- Aim
Give back the whole listing exactly as shown.

- Exercise data
>> Start
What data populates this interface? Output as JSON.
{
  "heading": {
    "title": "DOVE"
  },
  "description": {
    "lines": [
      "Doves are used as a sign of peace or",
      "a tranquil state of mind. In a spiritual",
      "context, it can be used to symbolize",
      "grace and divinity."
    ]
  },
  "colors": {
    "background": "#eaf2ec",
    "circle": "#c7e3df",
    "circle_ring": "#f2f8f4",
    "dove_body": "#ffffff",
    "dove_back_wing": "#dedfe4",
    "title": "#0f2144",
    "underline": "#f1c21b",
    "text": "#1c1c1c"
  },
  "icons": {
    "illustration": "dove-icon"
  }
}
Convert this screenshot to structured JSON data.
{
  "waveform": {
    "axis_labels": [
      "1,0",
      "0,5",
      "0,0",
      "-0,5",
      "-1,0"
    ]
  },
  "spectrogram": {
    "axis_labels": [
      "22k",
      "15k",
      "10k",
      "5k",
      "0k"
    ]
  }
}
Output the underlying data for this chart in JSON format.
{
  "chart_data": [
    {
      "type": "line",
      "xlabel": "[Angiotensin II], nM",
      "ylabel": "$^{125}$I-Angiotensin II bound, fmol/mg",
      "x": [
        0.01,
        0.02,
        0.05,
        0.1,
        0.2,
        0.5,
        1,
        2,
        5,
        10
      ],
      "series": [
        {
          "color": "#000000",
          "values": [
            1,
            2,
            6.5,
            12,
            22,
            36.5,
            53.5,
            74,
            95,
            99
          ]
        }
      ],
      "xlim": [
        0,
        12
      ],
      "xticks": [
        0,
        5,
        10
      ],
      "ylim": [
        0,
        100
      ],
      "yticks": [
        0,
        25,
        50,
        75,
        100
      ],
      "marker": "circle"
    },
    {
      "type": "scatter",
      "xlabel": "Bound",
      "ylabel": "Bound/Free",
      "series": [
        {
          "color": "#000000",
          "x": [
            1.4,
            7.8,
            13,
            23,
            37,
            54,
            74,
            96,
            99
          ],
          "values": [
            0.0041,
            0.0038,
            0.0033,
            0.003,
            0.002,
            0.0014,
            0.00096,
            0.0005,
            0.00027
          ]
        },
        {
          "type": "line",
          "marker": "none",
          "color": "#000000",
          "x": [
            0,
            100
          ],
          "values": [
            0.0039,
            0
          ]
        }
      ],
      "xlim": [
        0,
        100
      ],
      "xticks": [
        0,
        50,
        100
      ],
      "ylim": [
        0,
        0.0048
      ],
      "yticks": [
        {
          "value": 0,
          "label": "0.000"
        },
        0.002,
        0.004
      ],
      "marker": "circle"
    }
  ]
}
>> End
- Task solution
What data populates this interface? Output as JSON.
{
  "heading": {
    "title": "DOVE"
  },
  "description": {
    "lines": [
      "Doves are used as a sign of peace or",
      "a tranquil state of mind. In a spiritual",
      "context, it can be used to symbolize",
      "grace and divinity."
    ]
  },
  "colors": {
    "background": "#eaf2ec",
    "circle": "#c7e3df",
    "circle_ring": "#f2f8f4",
    "dove_body": "#ffffff",
    "dove_back_wing": "#dedfe4",
    "title": "#0f2144",
    "underline": "#f1c21b",
    "text": "#1c1c1c"
  },
  "icons": {
    "illustration": "dove-icon"
  }
}
Convert this screenshot to structured JSON data.
{
  "waveform": {
    "axis_labels": [
      "1,0",
      "0,5",
      "0,0",
      "-0,5",
      "-1,0"
    ]
  },
  "spectrogram": {
    "axis_labels": [
      "22k",
      "15k",
      "10k",
      "5k",
      "0k"
    ]
  }
}
Output the underlying data for this chart in JSON format.
{
  "chart_data": [
    {
      "type": "line",
      "xlabel": "[Angiotensin II], nM",
      "ylabel": "$^{125}$I-Angiotensin II bound, fmol/mg",
      "x": [
        0.01,
        0.02,
        0.05,
        0.1,
        0.2,
        0.5,
        1,
        2,
        5,
        10
      ],
      "series": [
        {
          "color": "#000000",
          "values": [
            1,
            2,
            6.5,
            12,
            22,
            36.5,
            53.5,
            74,
            95,
            99
          ]
        }
      ],
      "xlim": [
        0,
        12
      ],
      "xticks": [
        0,
        5,
        10
      ],
      "ylim": [
        0,
        100
      ],
      "yticks": [
        0,
        25,
        50,
        75,
        100
      ],
      "marker": "circle"
    },
    {
      "type": "scatter",
      "xlabel": "Bound",
      "ylabel": "Bound/Free",
      "series": [
        {
          "color": "#000000",
          "x": [
            1.4,
            7.8,
            13,
            23,
            37,
            54,
            74,
            96,
            99
          ],
          "values": [
            0.0041,
            0.0038,
            0.0033,
            0.003,
            0.002,
            0.0014,
            0.00096,
            0.0005,
            0.00027
          ]
        },
        {
          "type": "line",
          "marker": "none",
          "color": "#000000",
          "x": [
            0,
            100
          ],
          "values": [
            0.0039,
            0
          ]
        }
      ],
      "xlim": [
        0,
        100
      ],
      "xticks": [
        0,
        50,
        100
      ],
      "ylim": [
        0,
        0.0048
      ],
      "yticks": [
        {
          "value": 0,
          "label": "0.000"
        },
        0.002,
        0.004
      ],
      "marker": "circle"
    }
  ]
}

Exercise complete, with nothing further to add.